▶ _BRIEF_:
Take every line from the material that has the word "title" in it.

(Data entries for graphics)
-- START --
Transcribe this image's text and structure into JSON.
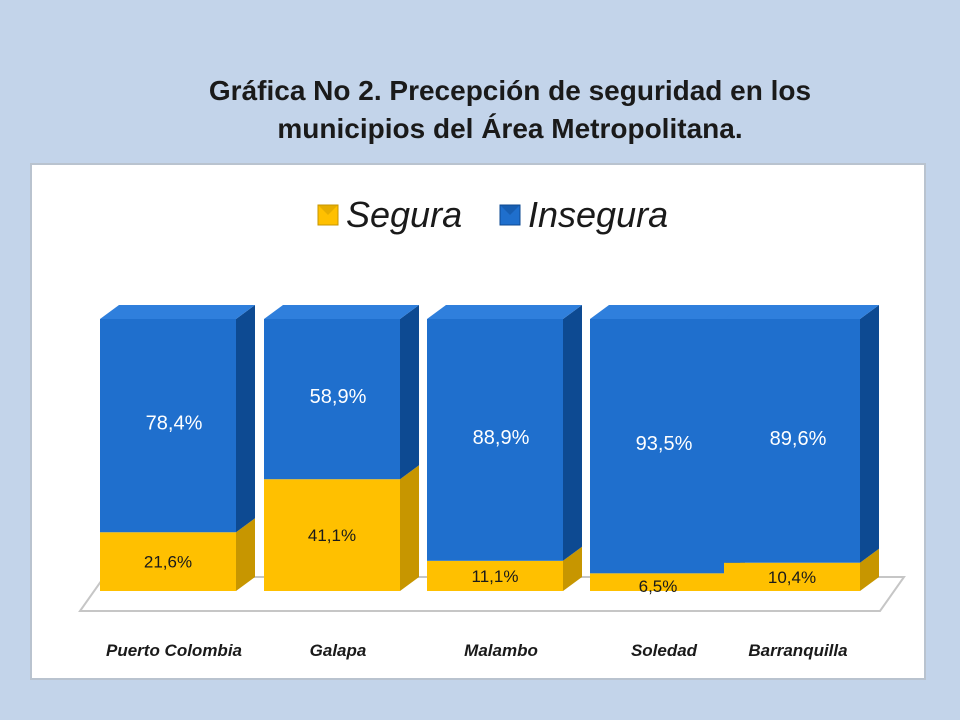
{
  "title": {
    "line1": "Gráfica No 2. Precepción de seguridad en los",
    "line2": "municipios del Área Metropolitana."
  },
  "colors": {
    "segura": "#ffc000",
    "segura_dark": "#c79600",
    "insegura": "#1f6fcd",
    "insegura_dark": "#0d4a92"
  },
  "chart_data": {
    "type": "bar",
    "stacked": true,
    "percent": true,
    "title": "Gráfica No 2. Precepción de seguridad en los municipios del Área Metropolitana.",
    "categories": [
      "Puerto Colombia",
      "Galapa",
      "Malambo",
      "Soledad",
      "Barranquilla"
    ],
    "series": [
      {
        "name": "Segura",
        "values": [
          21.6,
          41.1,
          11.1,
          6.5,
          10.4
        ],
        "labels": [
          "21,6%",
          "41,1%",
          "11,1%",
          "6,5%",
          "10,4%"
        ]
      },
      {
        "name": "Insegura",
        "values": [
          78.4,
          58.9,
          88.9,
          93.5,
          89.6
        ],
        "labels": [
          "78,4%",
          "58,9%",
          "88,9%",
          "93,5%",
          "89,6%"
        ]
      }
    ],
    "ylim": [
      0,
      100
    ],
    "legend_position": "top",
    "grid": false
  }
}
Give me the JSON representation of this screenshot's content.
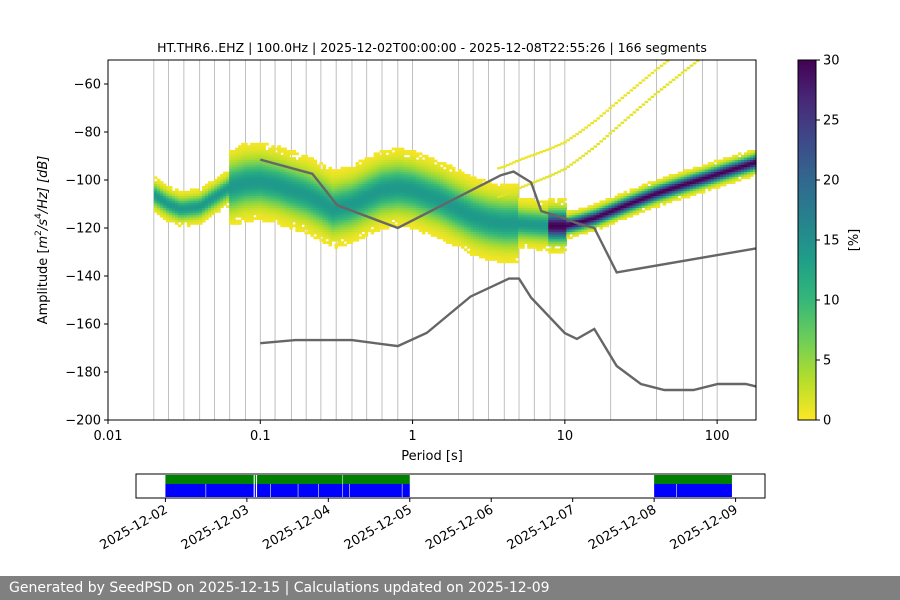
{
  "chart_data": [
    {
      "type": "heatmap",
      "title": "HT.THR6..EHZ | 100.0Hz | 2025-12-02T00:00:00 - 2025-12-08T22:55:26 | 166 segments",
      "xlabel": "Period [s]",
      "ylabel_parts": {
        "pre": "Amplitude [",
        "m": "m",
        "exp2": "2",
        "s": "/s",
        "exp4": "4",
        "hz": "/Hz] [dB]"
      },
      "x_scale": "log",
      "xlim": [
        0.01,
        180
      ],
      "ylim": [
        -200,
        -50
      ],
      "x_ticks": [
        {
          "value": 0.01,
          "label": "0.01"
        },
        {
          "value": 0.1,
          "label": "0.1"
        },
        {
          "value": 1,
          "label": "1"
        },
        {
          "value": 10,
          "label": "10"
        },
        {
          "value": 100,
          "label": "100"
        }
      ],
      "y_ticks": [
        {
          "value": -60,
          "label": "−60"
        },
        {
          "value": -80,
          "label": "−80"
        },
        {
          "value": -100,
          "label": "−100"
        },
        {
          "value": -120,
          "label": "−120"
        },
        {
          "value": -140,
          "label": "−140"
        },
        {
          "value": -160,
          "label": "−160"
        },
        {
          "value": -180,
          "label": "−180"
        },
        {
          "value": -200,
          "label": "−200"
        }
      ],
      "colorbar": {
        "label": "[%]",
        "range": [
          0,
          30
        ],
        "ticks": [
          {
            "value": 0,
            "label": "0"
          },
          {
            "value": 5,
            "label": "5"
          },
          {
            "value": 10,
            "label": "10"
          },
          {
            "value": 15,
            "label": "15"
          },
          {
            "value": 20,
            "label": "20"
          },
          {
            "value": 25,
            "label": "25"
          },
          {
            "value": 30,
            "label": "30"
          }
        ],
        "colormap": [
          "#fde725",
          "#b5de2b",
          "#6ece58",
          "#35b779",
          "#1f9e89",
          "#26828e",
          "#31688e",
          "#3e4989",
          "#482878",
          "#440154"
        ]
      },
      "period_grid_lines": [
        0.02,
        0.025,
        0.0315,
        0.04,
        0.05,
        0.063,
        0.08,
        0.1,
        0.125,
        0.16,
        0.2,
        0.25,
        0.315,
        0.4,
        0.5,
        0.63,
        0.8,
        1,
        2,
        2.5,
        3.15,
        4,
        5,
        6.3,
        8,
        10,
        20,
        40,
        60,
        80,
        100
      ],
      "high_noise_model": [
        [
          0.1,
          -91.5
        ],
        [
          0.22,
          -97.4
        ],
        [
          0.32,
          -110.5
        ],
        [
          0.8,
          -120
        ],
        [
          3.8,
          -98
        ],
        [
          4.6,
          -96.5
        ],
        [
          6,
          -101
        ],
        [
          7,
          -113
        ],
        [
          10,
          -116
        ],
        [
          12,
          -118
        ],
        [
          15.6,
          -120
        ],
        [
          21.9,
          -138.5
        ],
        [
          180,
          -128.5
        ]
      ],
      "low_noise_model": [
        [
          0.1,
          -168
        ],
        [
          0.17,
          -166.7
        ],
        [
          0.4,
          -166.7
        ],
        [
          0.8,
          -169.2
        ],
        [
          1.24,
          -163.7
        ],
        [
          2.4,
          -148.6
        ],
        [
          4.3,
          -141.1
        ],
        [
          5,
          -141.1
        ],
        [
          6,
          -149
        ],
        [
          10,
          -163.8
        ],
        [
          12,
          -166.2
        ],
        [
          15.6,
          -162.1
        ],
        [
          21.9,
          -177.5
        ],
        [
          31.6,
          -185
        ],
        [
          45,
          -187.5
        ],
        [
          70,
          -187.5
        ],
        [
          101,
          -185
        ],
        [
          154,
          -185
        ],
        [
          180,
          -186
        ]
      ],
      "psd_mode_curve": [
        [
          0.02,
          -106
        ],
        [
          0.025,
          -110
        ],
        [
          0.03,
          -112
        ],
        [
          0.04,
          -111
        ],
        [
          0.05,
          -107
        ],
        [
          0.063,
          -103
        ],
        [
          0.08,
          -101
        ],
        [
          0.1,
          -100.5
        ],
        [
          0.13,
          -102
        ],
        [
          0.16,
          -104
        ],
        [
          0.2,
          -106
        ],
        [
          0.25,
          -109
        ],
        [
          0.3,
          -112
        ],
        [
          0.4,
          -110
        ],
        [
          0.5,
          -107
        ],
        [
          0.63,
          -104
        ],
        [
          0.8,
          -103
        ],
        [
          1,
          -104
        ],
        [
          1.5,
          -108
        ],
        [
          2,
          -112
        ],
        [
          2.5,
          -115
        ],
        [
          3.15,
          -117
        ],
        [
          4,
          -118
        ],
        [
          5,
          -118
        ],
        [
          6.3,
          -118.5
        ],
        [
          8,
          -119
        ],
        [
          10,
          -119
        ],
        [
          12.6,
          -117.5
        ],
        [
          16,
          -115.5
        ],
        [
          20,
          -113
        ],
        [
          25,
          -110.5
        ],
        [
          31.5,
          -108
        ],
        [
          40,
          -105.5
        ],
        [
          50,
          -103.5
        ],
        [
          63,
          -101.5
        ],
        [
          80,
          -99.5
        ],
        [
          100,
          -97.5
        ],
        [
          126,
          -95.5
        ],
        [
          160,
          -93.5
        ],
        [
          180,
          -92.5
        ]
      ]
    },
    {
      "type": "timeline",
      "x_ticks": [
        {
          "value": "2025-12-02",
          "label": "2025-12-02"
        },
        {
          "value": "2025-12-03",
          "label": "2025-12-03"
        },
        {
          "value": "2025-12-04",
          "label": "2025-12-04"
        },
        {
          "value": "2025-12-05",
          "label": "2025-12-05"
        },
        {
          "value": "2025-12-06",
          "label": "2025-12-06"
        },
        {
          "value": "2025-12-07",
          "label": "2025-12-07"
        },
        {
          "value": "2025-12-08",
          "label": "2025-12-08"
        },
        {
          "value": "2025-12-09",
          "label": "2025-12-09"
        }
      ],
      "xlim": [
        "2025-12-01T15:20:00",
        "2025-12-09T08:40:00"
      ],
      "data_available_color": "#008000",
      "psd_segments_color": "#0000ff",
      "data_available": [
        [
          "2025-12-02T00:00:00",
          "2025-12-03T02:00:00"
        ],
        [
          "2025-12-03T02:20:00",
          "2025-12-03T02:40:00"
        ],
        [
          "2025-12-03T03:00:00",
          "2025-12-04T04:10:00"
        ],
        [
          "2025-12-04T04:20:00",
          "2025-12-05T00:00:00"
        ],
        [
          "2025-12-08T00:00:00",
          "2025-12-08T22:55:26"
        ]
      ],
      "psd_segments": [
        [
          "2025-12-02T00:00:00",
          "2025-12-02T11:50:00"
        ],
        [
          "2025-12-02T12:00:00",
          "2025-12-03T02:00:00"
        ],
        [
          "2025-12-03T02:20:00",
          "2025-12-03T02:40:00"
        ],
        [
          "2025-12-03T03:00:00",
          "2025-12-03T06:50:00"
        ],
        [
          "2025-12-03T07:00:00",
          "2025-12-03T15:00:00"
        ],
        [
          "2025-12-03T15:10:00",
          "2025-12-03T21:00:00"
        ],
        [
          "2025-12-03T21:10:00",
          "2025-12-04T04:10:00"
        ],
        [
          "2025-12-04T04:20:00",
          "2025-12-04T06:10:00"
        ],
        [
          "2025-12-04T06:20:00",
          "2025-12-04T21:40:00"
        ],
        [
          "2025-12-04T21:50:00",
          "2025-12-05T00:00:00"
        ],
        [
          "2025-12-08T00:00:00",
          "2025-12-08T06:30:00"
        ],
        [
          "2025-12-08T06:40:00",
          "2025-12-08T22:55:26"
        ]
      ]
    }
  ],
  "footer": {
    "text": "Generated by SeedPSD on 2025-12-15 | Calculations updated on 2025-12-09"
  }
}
-- END --
▶ _TASK ANSWER_:
  "title": {
    "title": "Gráfica No 2. Precepción de seguridad en los municipios del Área Metropolitana.",
      "title": "HT.THR6..EHZ | 100.0Hz | 2025-12-02T00:00:00 - 2025-12-08T22:55:26 | 166 segments",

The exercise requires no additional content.